◆ WHAT THIS TASK INVOLVES:
Copy the listing, swapping "every" for "each" everywhere it appears and leaving everything else unchanged. Leave out the pictures.

┌──

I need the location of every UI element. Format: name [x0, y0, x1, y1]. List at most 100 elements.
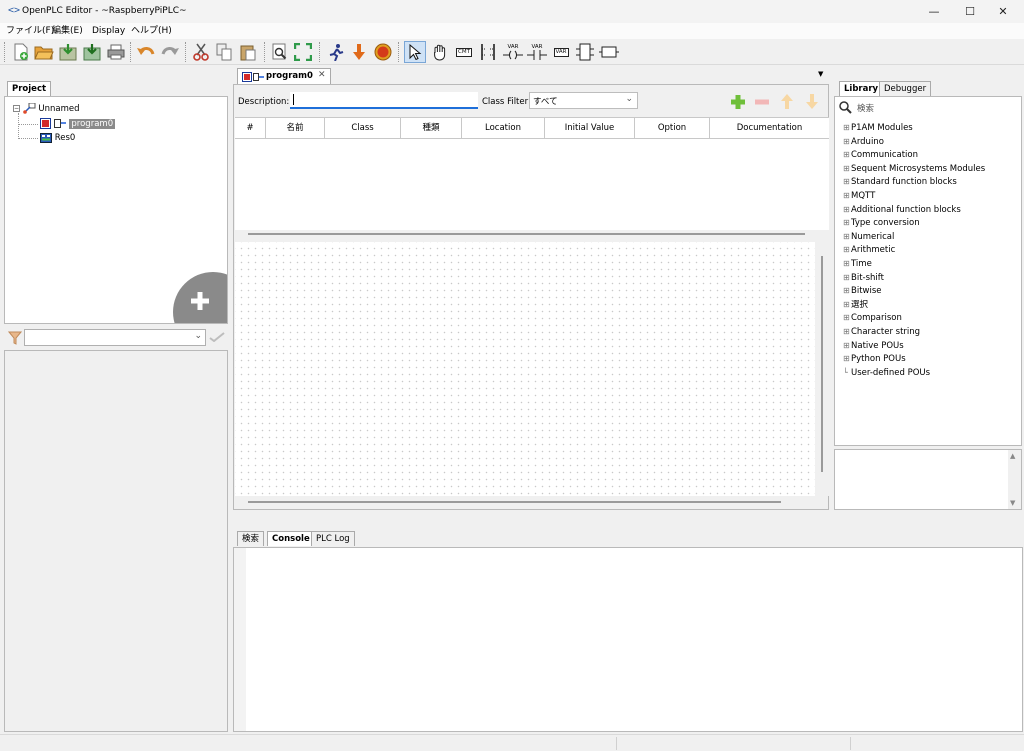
add-element-button[interactable]: [173, 272, 227, 323]
library-item[interactable]: ⊞Sequent Microsystems Modules: [843, 162, 985, 177]
library-item[interactable]: ⊞P1AM Modules: [843, 121, 913, 136]
library-search-input[interactable]: 検索: [855, 99, 1019, 116]
close-window-button[interactable]: ✕: [980, 0, 1024, 23]
toolbar: CMT VAR VAR VAR FB DC: [0, 39, 1024, 94]
library-item[interactable]: ⊞MQTT: [843, 189, 875, 204]
class-filter-select[interactable]: すべて ⌄: [529, 92, 638, 109]
paste-icon[interactable]: [237, 41, 259, 63]
hand-pan-icon[interactable]: [429, 41, 451, 63]
print-icon[interactable]: [105, 41, 127, 63]
add-row-icon[interactable]: [730, 94, 746, 110]
scroll-down-icon[interactable]: ▼: [1010, 499, 1015, 507]
menu-edit[interactable]: 編集(E): [52, 25, 83, 37]
menu-help[interactable]: ヘルプ(H): [131, 25, 172, 37]
coil-icon[interactable]: VAR: [502, 41, 524, 63]
library-item[interactable]: ⊞Communication: [843, 148, 918, 163]
dc-block-icon[interactable]: [598, 41, 620, 63]
close-tab-icon[interactable]: ✕: [318, 70, 326, 80]
stop-icon[interactable]: [372, 41, 394, 63]
open-folder-icon[interactable]: [33, 41, 55, 63]
library-item[interactable]: ⊞Numerical: [843, 230, 894, 245]
library-item[interactable]: ⊞Native POUs: [843, 339, 904, 354]
library-item[interactable]: ⊞Standard function blocks: [843, 175, 957, 190]
redo-icon[interactable]: [159, 41, 181, 63]
description-vertical-scrollbar[interactable]: ▲ ▼: [1008, 450, 1021, 509]
save-icon[interactable]: [57, 41, 79, 63]
undo-icon[interactable]: [135, 41, 157, 63]
menu-display[interactable]: Display: [92, 25, 125, 37]
fullscreen-icon[interactable]: [292, 41, 314, 63]
collapse-icon[interactable]: −: [13, 105, 20, 112]
library-item[interactable]: ⊞Arduino: [843, 135, 884, 150]
tab-search[interactable]: 検索: [237, 531, 265, 546]
power-rail-icon[interactable]: [477, 41, 499, 63]
run-icon[interactable]: [325, 41, 347, 63]
column-header-option[interactable]: Option: [635, 118, 710, 139]
tab-console[interactable]: Console: [267, 531, 315, 546]
library-item[interactable]: ⊞Type conversion: [843, 216, 920, 231]
tree-node-program0[interactable]: program0: [40, 118, 116, 130]
column-header-class[interactable]: Class: [325, 118, 401, 139]
scrollbar-thumb[interactable]: [821, 256, 823, 472]
tab-project[interactable]: Project: [7, 81, 52, 96]
menu-file[interactable]: ファイル(F): [6, 25, 54, 37]
tree-node-project[interactable]: − Unnamed: [13, 102, 80, 115]
ladder-canvas[interactable]: [235, 242, 815, 496]
cut-icon[interactable]: [190, 41, 212, 63]
column-header-initial-value[interactable]: Initial Value: [545, 118, 635, 139]
comment-icon[interactable]: CMT: [453, 41, 475, 63]
scrollbar-thumb[interactable]: [248, 501, 781, 503]
tab-list-dropdown-icon[interactable]: ▼: [818, 70, 823, 78]
pou-icon: [40, 118, 51, 129]
library-item[interactable]: ⊞Time: [843, 257, 872, 272]
find-icon[interactable]: [269, 41, 291, 63]
column-header-name[interactable]: 名前: [266, 118, 325, 139]
table-horizontal-scrollbar[interactable]: [235, 230, 829, 242]
toolbar-separator: [130, 42, 131, 62]
pou-type-select[interactable]: ⌄: [24, 329, 206, 346]
transfer-down-icon[interactable]: [348, 41, 370, 63]
column-header-type[interactable]: 種類: [401, 118, 462, 139]
save-as-icon[interactable]: [81, 41, 103, 63]
column-header-index[interactable]: #: [235, 118, 266, 139]
scrollbar-thumb[interactable]: [248, 233, 805, 235]
description-input[interactable]: [290, 92, 478, 109]
tab-plc-log[interactable]: PLC Log: [311, 531, 355, 546]
tab-debugger[interactable]: Debugger: [879, 81, 932, 96]
library-tree: ⊞P1AM Modules ⊞Arduino ⊞Communication ⊞S…: [835, 121, 1021, 445]
class-filter-label: Class Filter:: [482, 97, 531, 107]
toolbar-grip: [4, 42, 5, 62]
library-item[interactable]: └ User-defined POUs: [843, 366, 930, 381]
tree-node-res0[interactable]: Res0: [40, 132, 75, 144]
tab-program0-label: program0: [266, 71, 313, 81]
library-item[interactable]: ⊞選択: [843, 298, 868, 313]
library-item[interactable]: ⊞Comparison: [843, 311, 902, 326]
contact-icon[interactable]: VAR: [526, 41, 548, 63]
select-pointer-icon[interactable]: [404, 41, 426, 63]
move-down-icon[interactable]: [805, 93, 819, 110]
scroll-up-icon[interactable]: ▲: [1010, 452, 1015, 460]
variable-label: VAR: [553, 47, 569, 57]
remove-row-icon[interactable]: [754, 94, 770, 110]
library-item[interactable]: ⊞Bit-shift: [843, 271, 884, 286]
tab-library[interactable]: Library: [839, 81, 884, 96]
apply-check-icon[interactable]: [209, 332, 225, 342]
move-up-icon[interactable]: [780, 93, 794, 110]
canvas-horizontal-scrollbar[interactable]: [235, 496, 815, 509]
ladder-icon: [253, 73, 264, 81]
library-item[interactable]: ⊞Bitwise: [843, 284, 882, 299]
library-item[interactable]: ⊞Python POUs: [843, 352, 906, 367]
column-header-documentation[interactable]: Documentation: [710, 118, 829, 139]
column-header-location[interactable]: Location: [462, 118, 545, 139]
new-file-icon[interactable]: [10, 41, 32, 63]
funnel-icon[interactable]: [8, 331, 22, 345]
tab-program0[interactable]: program0 ✕: [237, 68, 331, 85]
copy-icon[interactable]: [213, 41, 235, 63]
variable-block-icon[interactable]: VAR: [550, 41, 572, 63]
library-item[interactable]: ⊞Arithmetic: [843, 243, 895, 258]
library-item[interactable]: ⊞Additional function blocks: [843, 203, 961, 218]
library-item[interactable]: ⊞Character string: [843, 325, 920, 340]
canvas-vertical-scrollbar[interactable]: [815, 242, 829, 496]
console-output[interactable]: [233, 547, 1023, 732]
function-block-icon[interactable]: [574, 41, 596, 63]
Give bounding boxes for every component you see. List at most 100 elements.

└──

◆ RIGHT ANSWER:
I need the location of each UI element. Format: name [x0, y0, x1, y1]. List at most 100 elements.
add-element-button[interactable]: [173, 272, 227, 323]
library-item[interactable]: ⊞Sequent Microsystems Modules: [843, 162, 985, 177]
library-item[interactable]: ⊞P1AM Modules: [843, 121, 913, 136]
library-search-input[interactable]: 検索: [855, 99, 1019, 116]
close-window-button[interactable]: ✕: [980, 0, 1024, 23]
toolbar: CMT VAR VAR VAR FB DC: [0, 39, 1024, 94]
library-item[interactable]: ⊞MQTT: [843, 189, 875, 204]
class-filter-select[interactable]: すべて ⌄: [529, 92, 638, 109]
paste-icon[interactable]: [237, 41, 259, 63]
hand-pan-icon[interactable]: [429, 41, 451, 63]
print-icon[interactable]: [105, 41, 127, 63]
add-row-icon[interactable]: [730, 94, 746, 110]
scroll-down-icon[interactable]: ▼: [1010, 499, 1015, 507]
menu-edit[interactable]: 編集(E): [52, 25, 83, 37]
menu-help[interactable]: ヘルプ(H): [131, 25, 172, 37]
coil-icon[interactable]: VAR: [502, 41, 524, 63]
library-item[interactable]: ⊞Communication: [843, 148, 918, 163]
dc-block-icon[interactable]: [598, 41, 620, 63]
close-tab-icon[interactable]: ✕: [318, 70, 326, 80]
stop-icon[interactable]: [372, 41, 394, 63]
open-folder-icon[interactable]: [33, 41, 55, 63]
library-item[interactable]: ⊞Numerical: [843, 230, 894, 245]
library-item[interactable]: ⊞Native POUs: [843, 339, 904, 354]
library-item[interactable]: ⊞Standard function blocks: [843, 175, 957, 190]
redo-icon[interactable]: [159, 41, 181, 63]
description-vertical-scrollbar[interactable]: ▲ ▼: [1008, 450, 1021, 509]
save-icon[interactable]: [57, 41, 79, 63]
undo-icon[interactable]: [135, 41, 157, 63]
menu-display[interactable]: Display: [92, 25, 125, 37]
fullscreen-icon[interactable]: [292, 41, 314, 63]
collapse-icon[interactable]: −: [13, 105, 20, 112]
library-item[interactable]: ⊞Arduino: [843, 135, 884, 150]
tab-search[interactable]: 検索: [237, 531, 265, 546]
power-rail-icon[interactable]: [477, 41, 499, 63]
run-icon[interactable]: [325, 41, 347, 63]
column-header-option[interactable]: Option: [635, 118, 710, 139]
tab-console[interactable]: Console: [267, 531, 315, 546]
library-item[interactable]: ⊞Type conversion: [843, 216, 920, 231]
tree-node-program0[interactable]: program0: [40, 118, 116, 130]
column-header-class[interactable]: Class: [325, 118, 401, 139]
scrollbar-thumb[interactable]: [821, 256, 823, 472]
tab-project[interactable]: Project: [7, 81, 52, 96]
menu-file[interactable]: ファイル(F): [6, 25, 54, 37]
tree-node-project[interactable]: − Unnamed: [13, 102, 80, 115]
ladder-canvas[interactable]: [235, 242, 815, 496]
cut-icon[interactable]: [190, 41, 212, 63]
column-header-initial-value[interactable]: Initial Value: [545, 118, 635, 139]
comment-icon[interactable]: CMT: [453, 41, 475, 63]
scrollbar-thumb[interactable]: [248, 501, 781, 503]
tab-list-dropdown-icon[interactable]: ▼: [818, 70, 823, 78]
pou-icon: [40, 118, 51, 129]
library-item[interactable]: ⊞Time: [843, 257, 872, 272]
find-icon[interactable]: [269, 41, 291, 63]
column-header-name[interactable]: 名前: [266, 118, 325, 139]
table-horizontal-scrollbar[interactable]: [235, 230, 829, 242]
toolbar-separator: [130, 42, 131, 62]
pou-type-select[interactable]: ⌄: [24, 329, 206, 346]
transfer-down-icon[interactable]: [348, 41, 370, 63]
column-header-type[interactable]: 種類: [401, 118, 462, 139]
save-as-icon[interactable]: [81, 41, 103, 63]
column-header-index[interactable]: #: [235, 118, 266, 139]
scrollbar-thumb[interactable]: [248, 233, 805, 235]
description-input[interactable]: [290, 92, 478, 109]
tab-plc-log[interactable]: PLC Log: [311, 531, 355, 546]
tab-debugger[interactable]: Debugger: [879, 81, 932, 96]
library-tree: ⊞P1AM Modules ⊞Arduino ⊞Communication ⊞S…: [835, 121, 1021, 445]
class-filter-label: Class Filter:: [482, 97, 531, 107]
toolbar-grip: [4, 42, 5, 62]
library-item[interactable]: └ User-defined POUs: [843, 366, 930, 381]
tree-node-res0[interactable]: Res0: [40, 132, 75, 144]
tab-program0-label: program0: [266, 71, 313, 81]
library-item[interactable]: ⊞選択: [843, 298, 868, 313]
library-item[interactable]: ⊞Comparison: [843, 311, 902, 326]
contact-icon[interactable]: VAR: [526, 41, 548, 63]
select-pointer-icon[interactable]: [404, 41, 426, 63]
move-down-icon[interactable]: [805, 93, 819, 110]
scroll-up-icon[interactable]: ▲: [1010, 452, 1015, 460]
variable-label: VAR: [553, 47, 569, 57]
remove-row-icon[interactable]: [754, 94, 770, 110]
library-item[interactable]: ⊞Bit-shift: [843, 271, 884, 286]
tab-library[interactable]: Library: [839, 81, 884, 96]
apply-check-icon[interactable]: [209, 332, 225, 342]
move-up-icon[interactable]: [780, 93, 794, 110]
canvas-horizontal-scrollbar[interactable]: [235, 496, 815, 509]
ladder-icon: [253, 73, 264, 81]
library-item[interactable]: ⊞Bitwise: [843, 284, 882, 299]
library-item[interactable]: ⊞Python POUs: [843, 352, 906, 367]
column-header-documentation[interactable]: Documentation: [710, 118, 829, 139]
column-header-location[interactable]: Location: [462, 118, 545, 139]
new-file-icon[interactable]: [10, 41, 32, 63]
funnel-icon[interactable]: [8, 331, 22, 345]
tab-program0[interactable]: program0 ✕: [237, 68, 331, 85]
copy-icon[interactable]: [213, 41, 235, 63]
variable-block-icon[interactable]: VAR: [550, 41, 572, 63]
library-item[interactable]: ⊞Arithmetic: [843, 243, 895, 258]
library-item[interactable]: ⊞Additional function blocks: [843, 203, 961, 218]
library-item[interactable]: ⊞Character string: [843, 325, 920, 340]
canvas-vertical-scrollbar[interactable]: [815, 242, 829, 496]
console-output[interactable]: [233, 547, 1023, 732]
function-block-icon[interactable]: [574, 41, 596, 63]
Give bounding boxes for each component you see. List at most 100 elements.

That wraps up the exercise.